What is asked
Read the lines that follow and pick out every one containing the word "close".

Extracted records
- - -
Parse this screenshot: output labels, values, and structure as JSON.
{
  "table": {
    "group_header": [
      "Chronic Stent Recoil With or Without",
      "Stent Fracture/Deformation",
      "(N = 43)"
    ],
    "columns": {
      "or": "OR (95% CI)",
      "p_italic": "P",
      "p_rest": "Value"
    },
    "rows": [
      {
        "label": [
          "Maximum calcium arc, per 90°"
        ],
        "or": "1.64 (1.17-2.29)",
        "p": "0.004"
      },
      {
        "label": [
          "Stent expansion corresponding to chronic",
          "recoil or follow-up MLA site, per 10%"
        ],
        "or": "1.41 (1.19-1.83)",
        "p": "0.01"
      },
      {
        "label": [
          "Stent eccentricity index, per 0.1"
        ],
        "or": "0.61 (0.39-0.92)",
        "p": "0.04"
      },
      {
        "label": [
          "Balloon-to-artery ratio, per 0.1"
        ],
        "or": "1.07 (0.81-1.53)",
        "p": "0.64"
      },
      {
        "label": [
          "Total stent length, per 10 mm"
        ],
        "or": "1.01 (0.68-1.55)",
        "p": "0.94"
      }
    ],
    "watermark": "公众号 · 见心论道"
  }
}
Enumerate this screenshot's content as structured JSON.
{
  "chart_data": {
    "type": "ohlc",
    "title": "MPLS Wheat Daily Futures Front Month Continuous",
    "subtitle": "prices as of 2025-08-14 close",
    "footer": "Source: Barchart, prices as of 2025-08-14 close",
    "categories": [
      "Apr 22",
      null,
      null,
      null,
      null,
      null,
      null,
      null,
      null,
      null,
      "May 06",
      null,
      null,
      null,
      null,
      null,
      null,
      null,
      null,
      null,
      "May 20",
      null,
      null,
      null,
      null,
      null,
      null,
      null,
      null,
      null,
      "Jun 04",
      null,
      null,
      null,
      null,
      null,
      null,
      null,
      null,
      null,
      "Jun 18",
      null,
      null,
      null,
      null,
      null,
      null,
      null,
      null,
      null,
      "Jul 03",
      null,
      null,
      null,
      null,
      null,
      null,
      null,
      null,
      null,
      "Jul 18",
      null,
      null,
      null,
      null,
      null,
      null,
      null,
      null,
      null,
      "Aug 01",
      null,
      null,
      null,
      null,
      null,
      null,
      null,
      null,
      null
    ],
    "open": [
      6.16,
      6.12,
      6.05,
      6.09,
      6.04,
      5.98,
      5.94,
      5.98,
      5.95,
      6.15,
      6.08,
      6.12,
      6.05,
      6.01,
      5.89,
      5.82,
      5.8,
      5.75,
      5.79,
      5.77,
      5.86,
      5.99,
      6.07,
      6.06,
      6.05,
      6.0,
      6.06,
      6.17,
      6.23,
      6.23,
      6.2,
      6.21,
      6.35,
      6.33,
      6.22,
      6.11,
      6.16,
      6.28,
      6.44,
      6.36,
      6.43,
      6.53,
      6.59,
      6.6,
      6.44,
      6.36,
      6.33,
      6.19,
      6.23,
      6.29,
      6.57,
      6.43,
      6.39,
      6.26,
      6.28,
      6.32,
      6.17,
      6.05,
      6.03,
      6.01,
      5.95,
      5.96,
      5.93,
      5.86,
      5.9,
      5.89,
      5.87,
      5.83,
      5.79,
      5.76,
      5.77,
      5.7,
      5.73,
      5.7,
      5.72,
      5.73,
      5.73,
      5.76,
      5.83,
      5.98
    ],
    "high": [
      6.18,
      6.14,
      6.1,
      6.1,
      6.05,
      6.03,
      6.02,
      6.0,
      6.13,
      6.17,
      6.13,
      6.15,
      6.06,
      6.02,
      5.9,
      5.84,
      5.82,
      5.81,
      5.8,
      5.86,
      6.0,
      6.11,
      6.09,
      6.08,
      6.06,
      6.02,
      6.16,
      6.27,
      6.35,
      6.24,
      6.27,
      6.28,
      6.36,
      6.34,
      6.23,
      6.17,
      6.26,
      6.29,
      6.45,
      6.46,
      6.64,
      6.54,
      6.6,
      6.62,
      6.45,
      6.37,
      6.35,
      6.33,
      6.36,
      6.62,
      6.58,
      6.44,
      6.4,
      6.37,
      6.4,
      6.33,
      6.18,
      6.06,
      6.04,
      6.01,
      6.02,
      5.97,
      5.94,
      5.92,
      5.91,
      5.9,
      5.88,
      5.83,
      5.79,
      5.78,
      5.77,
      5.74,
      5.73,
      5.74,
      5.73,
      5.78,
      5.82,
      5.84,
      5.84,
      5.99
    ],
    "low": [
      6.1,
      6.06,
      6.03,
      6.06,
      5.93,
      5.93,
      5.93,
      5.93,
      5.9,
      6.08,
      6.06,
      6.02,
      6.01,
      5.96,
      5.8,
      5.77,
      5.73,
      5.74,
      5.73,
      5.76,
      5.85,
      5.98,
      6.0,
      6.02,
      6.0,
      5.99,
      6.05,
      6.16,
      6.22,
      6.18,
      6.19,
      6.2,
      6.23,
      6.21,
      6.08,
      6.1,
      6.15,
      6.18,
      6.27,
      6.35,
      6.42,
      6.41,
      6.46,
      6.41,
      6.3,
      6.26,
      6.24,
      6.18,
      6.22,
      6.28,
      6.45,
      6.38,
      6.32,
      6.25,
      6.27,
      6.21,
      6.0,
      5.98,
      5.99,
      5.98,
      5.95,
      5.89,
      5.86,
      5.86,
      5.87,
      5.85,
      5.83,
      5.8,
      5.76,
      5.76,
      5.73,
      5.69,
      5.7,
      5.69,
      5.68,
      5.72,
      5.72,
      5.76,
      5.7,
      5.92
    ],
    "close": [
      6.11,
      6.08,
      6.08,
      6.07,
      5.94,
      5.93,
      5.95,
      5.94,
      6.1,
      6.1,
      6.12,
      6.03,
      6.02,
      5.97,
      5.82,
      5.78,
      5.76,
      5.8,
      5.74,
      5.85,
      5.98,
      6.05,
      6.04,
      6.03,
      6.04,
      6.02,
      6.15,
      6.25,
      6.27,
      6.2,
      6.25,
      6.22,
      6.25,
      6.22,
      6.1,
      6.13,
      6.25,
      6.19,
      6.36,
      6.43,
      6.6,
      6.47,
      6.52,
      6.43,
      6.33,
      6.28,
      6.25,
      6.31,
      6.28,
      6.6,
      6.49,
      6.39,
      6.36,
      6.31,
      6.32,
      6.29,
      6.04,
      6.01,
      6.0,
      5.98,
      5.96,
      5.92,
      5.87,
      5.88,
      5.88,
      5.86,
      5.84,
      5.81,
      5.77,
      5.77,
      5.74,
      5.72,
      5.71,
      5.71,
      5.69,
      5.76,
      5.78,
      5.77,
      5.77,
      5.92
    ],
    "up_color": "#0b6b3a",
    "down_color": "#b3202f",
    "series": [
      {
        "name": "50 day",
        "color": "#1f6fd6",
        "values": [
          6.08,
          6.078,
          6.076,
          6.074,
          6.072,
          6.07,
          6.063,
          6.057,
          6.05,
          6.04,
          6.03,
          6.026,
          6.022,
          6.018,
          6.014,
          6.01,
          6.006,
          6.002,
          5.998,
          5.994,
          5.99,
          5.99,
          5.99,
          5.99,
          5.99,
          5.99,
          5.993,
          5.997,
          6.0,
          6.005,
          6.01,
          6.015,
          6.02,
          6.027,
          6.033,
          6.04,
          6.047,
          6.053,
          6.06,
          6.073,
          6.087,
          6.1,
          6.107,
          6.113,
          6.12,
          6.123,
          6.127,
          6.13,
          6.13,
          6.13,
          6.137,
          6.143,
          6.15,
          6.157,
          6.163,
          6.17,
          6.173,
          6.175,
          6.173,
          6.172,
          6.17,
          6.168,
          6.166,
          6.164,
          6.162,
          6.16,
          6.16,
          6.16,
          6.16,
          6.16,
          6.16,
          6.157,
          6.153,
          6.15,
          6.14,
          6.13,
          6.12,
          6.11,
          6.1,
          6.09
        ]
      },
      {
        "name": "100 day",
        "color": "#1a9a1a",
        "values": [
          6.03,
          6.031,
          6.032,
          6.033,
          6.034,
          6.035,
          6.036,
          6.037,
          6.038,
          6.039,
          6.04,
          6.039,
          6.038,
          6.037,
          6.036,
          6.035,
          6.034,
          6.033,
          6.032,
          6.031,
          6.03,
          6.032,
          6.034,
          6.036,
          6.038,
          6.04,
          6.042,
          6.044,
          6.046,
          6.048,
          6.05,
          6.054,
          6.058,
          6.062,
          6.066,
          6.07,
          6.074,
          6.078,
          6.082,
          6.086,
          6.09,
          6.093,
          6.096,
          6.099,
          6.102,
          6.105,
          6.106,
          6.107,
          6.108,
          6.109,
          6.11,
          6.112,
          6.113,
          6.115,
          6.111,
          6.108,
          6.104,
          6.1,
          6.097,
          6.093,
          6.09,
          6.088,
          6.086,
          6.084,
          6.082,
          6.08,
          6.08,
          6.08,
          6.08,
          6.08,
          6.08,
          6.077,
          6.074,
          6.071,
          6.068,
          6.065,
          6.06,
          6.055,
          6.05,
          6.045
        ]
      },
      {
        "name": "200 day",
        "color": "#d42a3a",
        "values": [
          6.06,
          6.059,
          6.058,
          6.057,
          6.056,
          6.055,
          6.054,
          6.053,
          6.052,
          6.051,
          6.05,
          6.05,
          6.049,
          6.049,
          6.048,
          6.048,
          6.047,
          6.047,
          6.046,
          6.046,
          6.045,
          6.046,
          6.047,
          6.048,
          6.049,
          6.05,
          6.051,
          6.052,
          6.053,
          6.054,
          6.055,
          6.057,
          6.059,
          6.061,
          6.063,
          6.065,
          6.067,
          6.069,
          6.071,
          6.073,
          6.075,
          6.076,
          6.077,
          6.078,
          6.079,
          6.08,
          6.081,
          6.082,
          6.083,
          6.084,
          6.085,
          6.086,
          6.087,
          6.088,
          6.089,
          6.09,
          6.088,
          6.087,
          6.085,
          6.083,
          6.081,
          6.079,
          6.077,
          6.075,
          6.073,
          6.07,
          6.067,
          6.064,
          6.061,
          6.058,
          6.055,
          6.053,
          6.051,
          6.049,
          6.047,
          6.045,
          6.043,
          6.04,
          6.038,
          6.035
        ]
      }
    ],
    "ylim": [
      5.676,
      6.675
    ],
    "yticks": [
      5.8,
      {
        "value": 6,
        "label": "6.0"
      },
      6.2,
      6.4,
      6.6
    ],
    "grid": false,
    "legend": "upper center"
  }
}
- - -
Completed exercise
    "subtitle": "prices as of 2025-08-14 close",
    "footer": "Source: Barchart, prices as of 2025-08-14 close",
    "close": [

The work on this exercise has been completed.